Scan the following material for the string "United" and copy each line in which it appears.

-- Begin --

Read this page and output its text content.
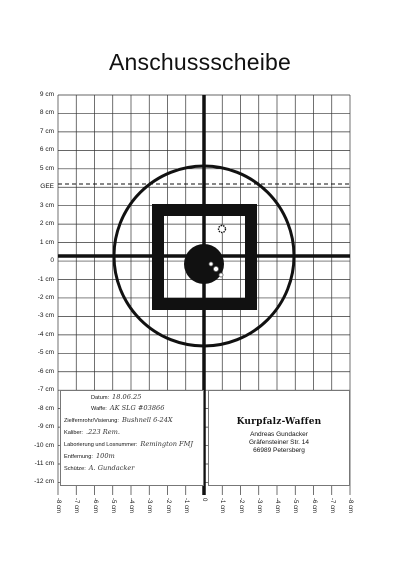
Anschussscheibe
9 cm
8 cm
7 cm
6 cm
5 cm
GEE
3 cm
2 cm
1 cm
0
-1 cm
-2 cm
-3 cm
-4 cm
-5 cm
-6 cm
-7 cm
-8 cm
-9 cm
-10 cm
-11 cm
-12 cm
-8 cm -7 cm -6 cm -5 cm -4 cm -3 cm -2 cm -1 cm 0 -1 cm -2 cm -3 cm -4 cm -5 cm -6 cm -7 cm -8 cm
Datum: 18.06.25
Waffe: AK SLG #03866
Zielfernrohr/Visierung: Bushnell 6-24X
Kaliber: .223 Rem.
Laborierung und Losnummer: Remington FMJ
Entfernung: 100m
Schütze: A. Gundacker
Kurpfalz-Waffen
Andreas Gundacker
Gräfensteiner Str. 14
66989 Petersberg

-- End --
-- Begin --

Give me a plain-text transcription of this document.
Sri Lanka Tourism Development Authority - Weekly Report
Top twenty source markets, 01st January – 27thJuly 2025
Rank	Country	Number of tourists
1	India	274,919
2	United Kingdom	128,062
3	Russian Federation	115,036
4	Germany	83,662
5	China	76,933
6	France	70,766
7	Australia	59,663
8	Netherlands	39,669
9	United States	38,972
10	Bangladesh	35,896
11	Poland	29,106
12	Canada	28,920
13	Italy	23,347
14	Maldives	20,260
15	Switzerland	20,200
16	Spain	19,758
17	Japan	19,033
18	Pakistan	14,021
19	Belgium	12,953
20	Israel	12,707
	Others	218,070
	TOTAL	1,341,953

-- End --

Solution to the exercise:
2	United Kingdom	128,062
9	United States	38,972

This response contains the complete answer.